Excerpted data:
+++
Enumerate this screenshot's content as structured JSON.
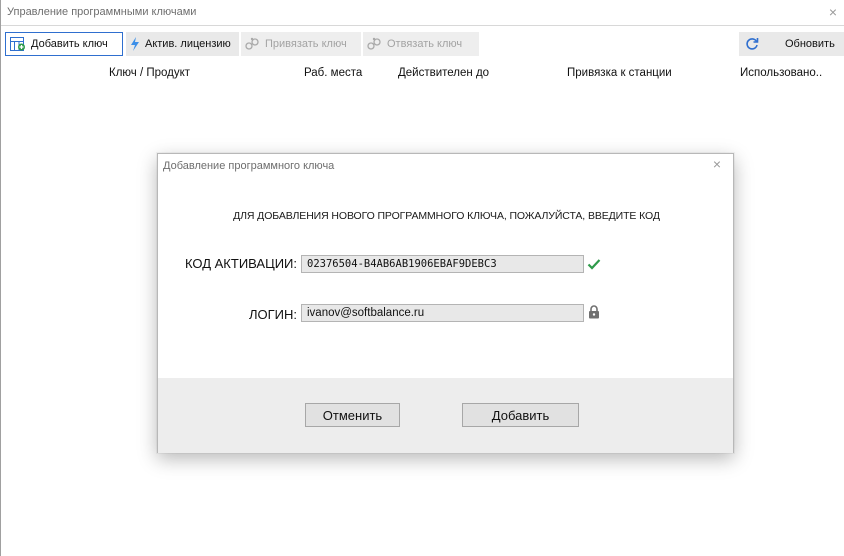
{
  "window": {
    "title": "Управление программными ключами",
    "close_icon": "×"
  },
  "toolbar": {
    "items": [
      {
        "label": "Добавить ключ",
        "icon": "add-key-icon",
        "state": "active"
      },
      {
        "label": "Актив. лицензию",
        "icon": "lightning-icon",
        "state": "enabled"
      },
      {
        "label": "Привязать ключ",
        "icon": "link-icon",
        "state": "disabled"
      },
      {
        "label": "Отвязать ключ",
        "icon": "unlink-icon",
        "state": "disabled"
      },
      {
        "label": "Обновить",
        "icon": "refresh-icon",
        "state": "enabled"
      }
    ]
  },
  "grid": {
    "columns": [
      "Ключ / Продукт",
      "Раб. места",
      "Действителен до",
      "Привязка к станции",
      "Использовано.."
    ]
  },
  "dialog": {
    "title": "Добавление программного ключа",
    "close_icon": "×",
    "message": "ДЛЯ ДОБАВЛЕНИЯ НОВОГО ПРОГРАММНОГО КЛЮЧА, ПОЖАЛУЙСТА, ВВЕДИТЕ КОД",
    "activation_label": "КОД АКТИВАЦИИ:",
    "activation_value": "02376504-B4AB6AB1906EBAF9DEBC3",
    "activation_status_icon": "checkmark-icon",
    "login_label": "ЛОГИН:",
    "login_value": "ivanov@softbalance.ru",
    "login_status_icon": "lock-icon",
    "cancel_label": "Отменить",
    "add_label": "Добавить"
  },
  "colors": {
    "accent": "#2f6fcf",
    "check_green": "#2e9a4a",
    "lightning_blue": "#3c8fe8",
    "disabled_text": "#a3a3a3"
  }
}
+++
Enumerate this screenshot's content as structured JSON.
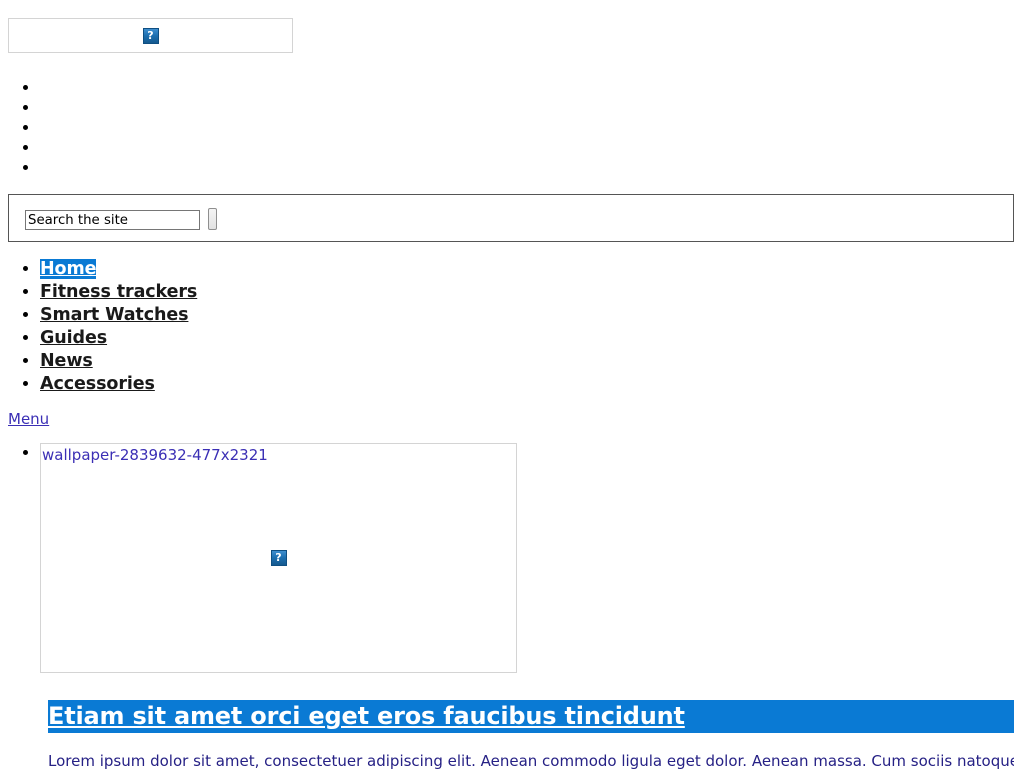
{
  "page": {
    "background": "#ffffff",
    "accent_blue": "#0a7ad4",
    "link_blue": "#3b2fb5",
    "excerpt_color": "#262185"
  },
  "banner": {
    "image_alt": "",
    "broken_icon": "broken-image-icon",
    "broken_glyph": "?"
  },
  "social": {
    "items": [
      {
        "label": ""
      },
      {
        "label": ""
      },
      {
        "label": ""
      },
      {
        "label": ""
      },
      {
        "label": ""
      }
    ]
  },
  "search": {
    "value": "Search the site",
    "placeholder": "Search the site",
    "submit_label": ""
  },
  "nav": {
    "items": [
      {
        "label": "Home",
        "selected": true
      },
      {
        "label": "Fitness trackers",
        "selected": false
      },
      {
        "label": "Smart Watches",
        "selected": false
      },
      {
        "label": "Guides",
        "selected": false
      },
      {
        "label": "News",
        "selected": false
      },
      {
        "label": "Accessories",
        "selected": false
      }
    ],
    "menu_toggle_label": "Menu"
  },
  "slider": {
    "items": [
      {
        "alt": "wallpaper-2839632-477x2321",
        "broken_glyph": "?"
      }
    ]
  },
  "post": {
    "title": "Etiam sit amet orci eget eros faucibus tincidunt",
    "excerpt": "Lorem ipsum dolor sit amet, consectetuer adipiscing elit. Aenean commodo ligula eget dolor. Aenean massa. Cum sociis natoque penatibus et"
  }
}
+++
Pull out every line above that holds the word "amet".

    "title": "Etiam sit amet orci eget eros faucibus tincidunt",
    "excerpt": "Lorem ipsum dolor sit amet, consectetuer adipiscing elit. Aenean commodo ligula eget dolor. Aenean massa. Cum sociis natoque penatibus et"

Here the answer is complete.